### Do this
Extract all data as written.

— start Information provided —

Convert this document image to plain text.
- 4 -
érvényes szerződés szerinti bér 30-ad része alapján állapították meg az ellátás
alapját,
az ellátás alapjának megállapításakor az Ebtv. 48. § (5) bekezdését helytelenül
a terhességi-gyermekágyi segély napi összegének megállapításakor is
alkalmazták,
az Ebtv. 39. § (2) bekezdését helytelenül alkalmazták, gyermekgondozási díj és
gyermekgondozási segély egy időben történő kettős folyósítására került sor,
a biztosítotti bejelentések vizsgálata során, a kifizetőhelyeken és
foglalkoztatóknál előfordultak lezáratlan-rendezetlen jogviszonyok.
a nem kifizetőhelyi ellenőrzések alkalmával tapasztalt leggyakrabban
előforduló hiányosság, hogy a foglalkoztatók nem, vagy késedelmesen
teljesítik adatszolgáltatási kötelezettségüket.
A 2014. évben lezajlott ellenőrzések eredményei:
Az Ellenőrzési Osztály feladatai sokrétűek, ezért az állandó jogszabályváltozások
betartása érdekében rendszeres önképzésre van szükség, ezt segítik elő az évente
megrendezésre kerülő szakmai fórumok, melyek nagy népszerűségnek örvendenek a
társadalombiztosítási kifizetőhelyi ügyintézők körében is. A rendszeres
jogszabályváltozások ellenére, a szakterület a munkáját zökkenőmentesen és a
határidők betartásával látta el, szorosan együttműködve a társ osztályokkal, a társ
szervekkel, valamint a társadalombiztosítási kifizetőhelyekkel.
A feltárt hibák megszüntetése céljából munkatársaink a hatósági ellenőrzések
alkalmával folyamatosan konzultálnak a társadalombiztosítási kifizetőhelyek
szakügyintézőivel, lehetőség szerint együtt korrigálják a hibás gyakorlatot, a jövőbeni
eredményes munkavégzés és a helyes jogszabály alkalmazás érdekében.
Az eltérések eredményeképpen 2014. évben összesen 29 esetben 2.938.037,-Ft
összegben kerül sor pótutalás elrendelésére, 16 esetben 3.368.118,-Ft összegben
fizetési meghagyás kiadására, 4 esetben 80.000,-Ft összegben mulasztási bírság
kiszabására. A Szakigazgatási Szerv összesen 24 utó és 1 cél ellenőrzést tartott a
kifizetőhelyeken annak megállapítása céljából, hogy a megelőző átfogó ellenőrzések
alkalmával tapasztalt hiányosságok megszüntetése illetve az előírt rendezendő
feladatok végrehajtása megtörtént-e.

— end Information provided —

### Reply
Convert this document image to plain text.
- 4 -
érvényes szerződés szerinti bér 30-ad része alapján állapították meg az ellátás
alapját,
az ellátás alapjának megállapításakor az Ebtv. 48. § (5) bekezdését helytelenül
a terhességi-gyermekágyi segély napi összegének megállapításakor is
alkalmazták,
az Ebtv. 39. § (2) bekezdését helytelenül alkalmazták, gyermekgondozási díj és
gyermekgondozási segély egy időben történő kettős folyósítására került sor,
a biztosítotti bejelentések vizsgálata során, a kifizetőhelyeken és
foglalkoztatóknál előfordultak lezáratlan-rendezetlen jogviszonyok.
a nem kifizetőhelyi ellenőrzések alkalmával tapasztalt leggyakrabban
előforduló hiányosság, hogy a foglalkoztatók nem, vagy késedelmesen
teljesítik adatszolgáltatási kötelezettségüket.
A 2014. évben lezajlott ellenőrzések eredményei:
Az Ellenőrzési Osztály feladatai sokrétűek, ezért az állandó jogszabályváltozások
betartása érdekében rendszeres önképzésre van szükség, ezt segítik elő az évente
megrendezésre kerülő szakmai fórumok, melyek nagy népszerűségnek örvendenek a
társadalombiztosítási kifizetőhelyi ügyintézők körében is. A rendszeres
jogszabályváltozások ellenére, a szakterület a munkáját zökkenőmentesen és a
határidők betartásával látta el, szorosan együttműködve a társ osztályokkal, a társ
szervekkel, valamint a társadalombiztosítási kifizetőhelyekkel.
A feltárt hibák megszüntetése céljából munkatársaink a hatósági ellenőrzések
alkalmával folyamatosan konzultálnak a társadalombiztosítási kifizetőhelyek
szakügyintézőivel, lehetőség szerint együtt korrigálják a hibás gyakorlatot, a jövőbeni
eredményes munkavégzés és a helyes jogszabály alkalmazás érdekében.
Az eltérések eredményeképpen 2014. évben összesen 29 esetben 2.938.037,-Ft
összegben kerül sor pótutalás elrendelésére, 16 esetben 3.368.118,-Ft összegben
fizetési meghagyás kiadására, 4 esetben 80.000,-Ft összegben mulasztási bírság
kiszabására. A Szakigazgatási Szerv összesen 24 utó és 1 cél ellenőrzést tartott a
kifizetőhelyeken annak megállapítása céljából, hogy a megelőző átfogó ellenőrzések
alkalmával tapasztalt hiányosságok megszüntetése illetve az előírt rendezendő
feladatok végrehajtása megtörtént-e.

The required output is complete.